Written exercise
Exactly reproduce each line of the listing that follows.

Record excerpts
>>>
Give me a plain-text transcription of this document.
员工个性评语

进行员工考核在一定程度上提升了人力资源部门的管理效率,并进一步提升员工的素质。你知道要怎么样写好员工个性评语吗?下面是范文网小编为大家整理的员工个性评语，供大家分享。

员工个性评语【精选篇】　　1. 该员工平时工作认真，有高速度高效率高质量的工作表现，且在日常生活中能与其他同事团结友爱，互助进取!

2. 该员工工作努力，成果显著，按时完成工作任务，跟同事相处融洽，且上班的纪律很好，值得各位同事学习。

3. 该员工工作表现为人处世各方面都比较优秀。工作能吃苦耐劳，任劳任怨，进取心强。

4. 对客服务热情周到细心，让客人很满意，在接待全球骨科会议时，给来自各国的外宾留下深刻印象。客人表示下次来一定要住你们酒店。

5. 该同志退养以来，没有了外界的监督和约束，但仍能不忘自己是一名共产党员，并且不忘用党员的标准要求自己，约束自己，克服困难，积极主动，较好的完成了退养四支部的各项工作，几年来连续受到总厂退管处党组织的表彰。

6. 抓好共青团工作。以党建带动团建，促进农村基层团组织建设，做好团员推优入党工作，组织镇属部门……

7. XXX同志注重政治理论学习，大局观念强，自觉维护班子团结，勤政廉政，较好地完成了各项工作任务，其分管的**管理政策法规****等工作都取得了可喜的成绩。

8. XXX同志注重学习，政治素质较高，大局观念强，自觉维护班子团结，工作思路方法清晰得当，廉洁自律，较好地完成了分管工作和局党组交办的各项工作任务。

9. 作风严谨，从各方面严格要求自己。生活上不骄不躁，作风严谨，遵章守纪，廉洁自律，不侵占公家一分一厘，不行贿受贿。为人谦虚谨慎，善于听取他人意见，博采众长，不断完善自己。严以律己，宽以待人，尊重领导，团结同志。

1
<<<
Response to this task
Give me a plain-text transcription of this document.
员工个性评语

进行员工考核在一定程度上提升了人力资源部门的管理效率,并进一步提升员工的素质。你知道要怎么样写好员工个性评语吗?下面是范文网小编为大家整理的员工个性评语，供大家分享。

员工个性评语【精选篇】　　1. 该员工平时工作认真，有高速度高效率高质量的工作表现，且在日常生活中能与其他同事团结友爱，互助进取!

2. 该员工工作努力，成果显著，按时完成工作任务，跟同事相处融洽，且上班的纪律很好，值得各位同事学习。

3. 该员工工作表现为人处世各方面都比较优秀。工作能吃苦耐劳，任劳任怨，进取心强。

4. 对客服务热情周到细心，让客人很满意，在接待全球骨科会议时，给来自各国的外宾留下深刻印象。客人表示下次来一定要住你们酒店。

5. 该同志退养以来，没有了外界的监督和约束，但仍能不忘自己是一名共产党员，并且不忘用党员的标准要求自己，约束自己，克服困难，积极主动，较好的完成了退养四支部的各项工作，几年来连续受到总厂退管处党组织的表彰。

6. 抓好共青团工作。以党建带动团建，促进农村基层团组织建设，做好团员推优入党工作，组织镇属部门……

7. XXX同志注重政治理论学习，大局观念强，自觉维护班子团结，勤政廉政，较好地完成了各项工作任务，其分管的**管理政策法规****等工作都取得了可喜的成绩。

8. XXX同志注重学习，政治素质较高，大局观念强，自觉维护班子团结，工作思路方法清晰得当，廉洁自律，较好地完成了分管工作和局党组交办的各项工作任务。

9. 作风严谨，从各方面严格要求自己。生活上不骄不躁，作风严谨，遵章守纪，廉洁自律，不侵占公家一分一厘，不行贿受贿。为人谦虚谨慎，善于听取他人意见，博采众长，不断完善自己。严以律己，宽以待人，尊重领导，团结同志。

1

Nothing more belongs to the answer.